OBJECTIVE: Each record below should appear again exactly as written.

PROVIDED RECORDS:
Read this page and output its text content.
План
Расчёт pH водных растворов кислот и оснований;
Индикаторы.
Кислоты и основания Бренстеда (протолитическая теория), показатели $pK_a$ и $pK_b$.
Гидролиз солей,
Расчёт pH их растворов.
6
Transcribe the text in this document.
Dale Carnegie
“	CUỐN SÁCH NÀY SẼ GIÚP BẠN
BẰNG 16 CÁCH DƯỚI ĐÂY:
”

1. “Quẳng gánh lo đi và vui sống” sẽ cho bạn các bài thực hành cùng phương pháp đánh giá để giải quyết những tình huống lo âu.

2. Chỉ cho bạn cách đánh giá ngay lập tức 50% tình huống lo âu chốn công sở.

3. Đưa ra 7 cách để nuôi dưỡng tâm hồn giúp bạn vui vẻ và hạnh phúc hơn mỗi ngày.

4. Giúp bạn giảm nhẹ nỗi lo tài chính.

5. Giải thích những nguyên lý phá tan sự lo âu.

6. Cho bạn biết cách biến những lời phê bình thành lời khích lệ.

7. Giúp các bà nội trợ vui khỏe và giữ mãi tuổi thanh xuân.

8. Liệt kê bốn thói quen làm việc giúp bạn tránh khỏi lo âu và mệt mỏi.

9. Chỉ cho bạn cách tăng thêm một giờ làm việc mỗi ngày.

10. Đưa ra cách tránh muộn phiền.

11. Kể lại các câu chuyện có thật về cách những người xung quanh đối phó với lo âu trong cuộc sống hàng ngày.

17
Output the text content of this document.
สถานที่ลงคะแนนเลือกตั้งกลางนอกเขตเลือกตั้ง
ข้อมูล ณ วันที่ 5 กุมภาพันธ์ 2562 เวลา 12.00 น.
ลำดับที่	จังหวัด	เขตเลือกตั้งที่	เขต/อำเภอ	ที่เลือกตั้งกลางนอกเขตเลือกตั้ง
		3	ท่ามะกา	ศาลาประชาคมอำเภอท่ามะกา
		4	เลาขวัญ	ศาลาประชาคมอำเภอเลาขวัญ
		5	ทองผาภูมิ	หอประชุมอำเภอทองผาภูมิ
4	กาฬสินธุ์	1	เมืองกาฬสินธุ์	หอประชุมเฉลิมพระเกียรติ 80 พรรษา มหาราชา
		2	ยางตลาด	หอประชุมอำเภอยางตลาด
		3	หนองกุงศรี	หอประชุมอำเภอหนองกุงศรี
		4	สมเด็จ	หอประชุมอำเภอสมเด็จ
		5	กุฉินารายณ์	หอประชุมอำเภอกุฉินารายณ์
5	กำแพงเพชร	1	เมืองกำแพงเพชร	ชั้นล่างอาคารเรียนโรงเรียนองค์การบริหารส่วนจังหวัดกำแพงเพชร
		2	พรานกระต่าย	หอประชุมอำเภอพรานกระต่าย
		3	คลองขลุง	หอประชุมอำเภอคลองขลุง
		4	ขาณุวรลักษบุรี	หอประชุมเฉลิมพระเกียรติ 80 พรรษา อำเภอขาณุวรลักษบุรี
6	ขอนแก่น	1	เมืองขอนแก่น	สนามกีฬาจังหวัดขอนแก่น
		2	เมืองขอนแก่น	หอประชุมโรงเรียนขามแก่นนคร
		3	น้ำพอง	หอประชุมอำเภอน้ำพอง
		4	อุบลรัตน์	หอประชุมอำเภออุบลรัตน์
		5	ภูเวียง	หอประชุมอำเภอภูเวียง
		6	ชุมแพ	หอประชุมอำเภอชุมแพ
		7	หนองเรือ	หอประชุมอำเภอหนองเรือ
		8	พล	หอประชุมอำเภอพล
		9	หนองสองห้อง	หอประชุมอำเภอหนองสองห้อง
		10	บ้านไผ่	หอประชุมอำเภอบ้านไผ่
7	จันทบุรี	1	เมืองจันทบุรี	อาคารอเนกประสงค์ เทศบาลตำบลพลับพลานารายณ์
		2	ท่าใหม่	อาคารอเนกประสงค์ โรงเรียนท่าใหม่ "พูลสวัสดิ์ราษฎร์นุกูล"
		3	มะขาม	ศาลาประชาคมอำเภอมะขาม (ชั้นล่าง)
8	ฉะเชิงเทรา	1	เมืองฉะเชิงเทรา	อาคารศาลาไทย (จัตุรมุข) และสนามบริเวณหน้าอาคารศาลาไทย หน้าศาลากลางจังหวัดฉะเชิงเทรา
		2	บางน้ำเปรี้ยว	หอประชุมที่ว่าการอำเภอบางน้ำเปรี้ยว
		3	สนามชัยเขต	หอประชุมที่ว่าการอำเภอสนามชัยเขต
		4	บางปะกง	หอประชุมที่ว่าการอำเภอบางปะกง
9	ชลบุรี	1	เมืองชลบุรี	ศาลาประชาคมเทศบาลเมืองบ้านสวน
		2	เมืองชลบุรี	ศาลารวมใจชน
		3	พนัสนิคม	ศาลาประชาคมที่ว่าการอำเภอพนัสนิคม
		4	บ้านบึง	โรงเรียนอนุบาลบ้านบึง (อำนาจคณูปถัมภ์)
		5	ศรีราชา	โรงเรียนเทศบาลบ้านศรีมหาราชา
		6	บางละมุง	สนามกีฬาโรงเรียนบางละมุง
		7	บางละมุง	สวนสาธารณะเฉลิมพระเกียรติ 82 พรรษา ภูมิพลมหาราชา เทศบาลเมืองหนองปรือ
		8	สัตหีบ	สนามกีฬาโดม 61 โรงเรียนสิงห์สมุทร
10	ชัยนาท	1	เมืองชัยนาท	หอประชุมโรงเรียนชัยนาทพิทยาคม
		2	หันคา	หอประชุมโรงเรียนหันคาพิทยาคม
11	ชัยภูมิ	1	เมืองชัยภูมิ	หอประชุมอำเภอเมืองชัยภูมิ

RESPONSE BELOW:
Read this page and output its text content.
План
Расчёт pH водных растворов кислот и оснований;
Индикаторы.
Кислоты и основания Бренстеда (протолитическая теория), показатели $pK_a$ и $pK_b$.
Гидролиз солей,
Расчёт pH их растворов.
6
Transcribe the text in this document.
Dale Carnegie
“	CUỐN SÁCH NÀY SẼ GIÚP BẠN
BẰNG 16 CÁCH DƯỚI ĐÂY:
”

1. “Quẳng gánh lo đi và vui sống” sẽ cho bạn các bài thực hành cùng phương pháp đánh giá để giải quyết những tình huống lo âu.

2. Chỉ cho bạn cách đánh giá ngay lập tức 50% tình huống lo âu chốn công sở.

3. Đưa ra 7 cách để nuôi dưỡng tâm hồn giúp bạn vui vẻ và hạnh phúc hơn mỗi ngày.

4. Giúp bạn giảm nhẹ nỗi lo tài chính.

5. Giải thích những nguyên lý phá tan sự lo âu.

6. Cho bạn biết cách biến những lời phê bình thành lời khích lệ.

7. Giúp các bà nội trợ vui khỏe và giữ mãi tuổi thanh xuân.

8. Liệt kê bốn thói quen làm việc giúp bạn tránh khỏi lo âu và mệt mỏi.

9. Chỉ cho bạn cách tăng thêm một giờ làm việc mỗi ngày.

10. Đưa ra cách tránh muộn phiền.

11. Kể lại các câu chuyện có thật về cách những người xung quanh đối phó với lo âu trong cuộc sống hàng ngày.

17
Output the text content of this document.
สถานที่ลงคะแนนเลือกตั้งกลางนอกเขตเลือกตั้ง
ข้อมูล ณ วันที่ 5 กุมภาพันธ์ 2562 เวลา 12.00 น.
ลำดับที่	จังหวัด	เขตเลือกตั้งที่	เขต/อำเภอ	ที่เลือกตั้งกลางนอกเขตเลือกตั้ง
		3	ท่ามะกา	ศาลาประชาคมอำเภอท่ามะกา
		4	เลาขวัญ	ศาลาประชาคมอำเภอเลาขวัญ
		5	ทองผาภูมิ	หอประชุมอำเภอทองผาภูมิ
4	กาฬสินธุ์	1	เมืองกาฬสินธุ์	หอประชุมเฉลิมพระเกียรติ 80 พรรษา มหาราชา
		2	ยางตลาด	หอประชุมอำเภอยางตลาด
		3	หนองกุงศรี	หอประชุมอำเภอหนองกุงศรี
		4	สมเด็จ	หอประชุมอำเภอสมเด็จ
		5	กุฉินารายณ์	หอประชุมอำเภอกุฉินารายณ์
5	กำแพงเพชร	1	เมืองกำแพงเพชร	ชั้นล่างอาคารเรียนโรงเรียนองค์การบริหารส่วนจังหวัดกำแพงเพชร
		2	พรานกระต่าย	หอประชุมอำเภอพรานกระต่าย
		3	คลองขลุง	หอประชุมอำเภอคลองขลุง
		4	ขาณุวรลักษบุรี	หอประชุมเฉลิมพระเกียรติ 80 พรรษา อำเภอขาณุวรลักษบุรี
6	ขอนแก่น	1	เมืองขอนแก่น	สนามกีฬาจังหวัดขอนแก่น
		2	เมืองขอนแก่น	หอประชุมโรงเรียนขามแก่นนคร
		3	น้ำพอง	หอประชุมอำเภอน้ำพอง
		4	อุบลรัตน์	หอประชุมอำเภออุบลรัตน์
		5	ภูเวียง	หอประชุมอำเภอภูเวียง
		6	ชุมแพ	หอประชุมอำเภอชุมแพ
		7	หนองเรือ	หอประชุมอำเภอหนองเรือ
		8	พล	หอประชุมอำเภอพล
		9	หนองสองห้อง	หอประชุมอำเภอหนองสองห้อง
		10	บ้านไผ่	หอประชุมอำเภอบ้านไผ่
7	จันทบุรี	1	เมืองจันทบุรี	อาคารอเนกประสงค์ เทศบาลตำบลพลับพลานารายณ์
		2	ท่าใหม่	อาคารอเนกประสงค์ โรงเรียนท่าใหม่ "พูลสวัสดิ์ราษฎร์นุกูล"
		3	มะขาม	ศาลาประชาคมอำเภอมะขาม (ชั้นล่าง)
8	ฉะเชิงเทรา	1	เมืองฉะเชิงเทรา	อาคารศาลาไทย (จัตุรมุข) และสนามบริเวณหน้าอาคารศาลาไทย หน้าศาลากลางจังหวัดฉะเชิงเทรา
		2	บางน้ำเปรี้ยว	หอประชุมที่ว่าการอำเภอบางน้ำเปรี้ยว
		3	สนามชัยเขต	หอประชุมที่ว่าการอำเภอสนามชัยเขต
		4	บางปะกง	หอประชุมที่ว่าการอำเภอบางปะกง
9	ชลบุรี	1	เมืองชลบุรี	ศาลาประชาคมเทศบาลเมืองบ้านสวน
		2	เมืองชลบุรี	ศาลารวมใจชน
		3	พนัสนิคม	ศาลาประชาคมที่ว่าการอำเภอพนัสนิคม
		4	บ้านบึง	โรงเรียนอนุบาลบ้านบึง (อำนาจคณูปถัมภ์)
		5	ศรีราชา	โรงเรียนเทศบาลบ้านศรีมหาราชา
		6	บางละมุง	สนามกีฬาโรงเรียนบางละมุง
		7	บางละมุง	สวนสาธารณะเฉลิมพระเกียรติ 82 พรรษา ภูมิพลมหาราชา เทศบาลเมืองหนองปรือ
		8	สัตหีบ	สนามกีฬาโดม 61 โรงเรียนสิงห์สมุทร
10	ชัยนาท	1	เมืองชัยนาท	หอประชุมโรงเรียนชัยนาทพิทยาคม
		2	หันคา	หอประชุมโรงเรียนหันคาพิทยาคม
11	ชัยภูมิ	1	เมืองชัยภูมิ	หอประชุมอำเภอเมืองชัยภูมิ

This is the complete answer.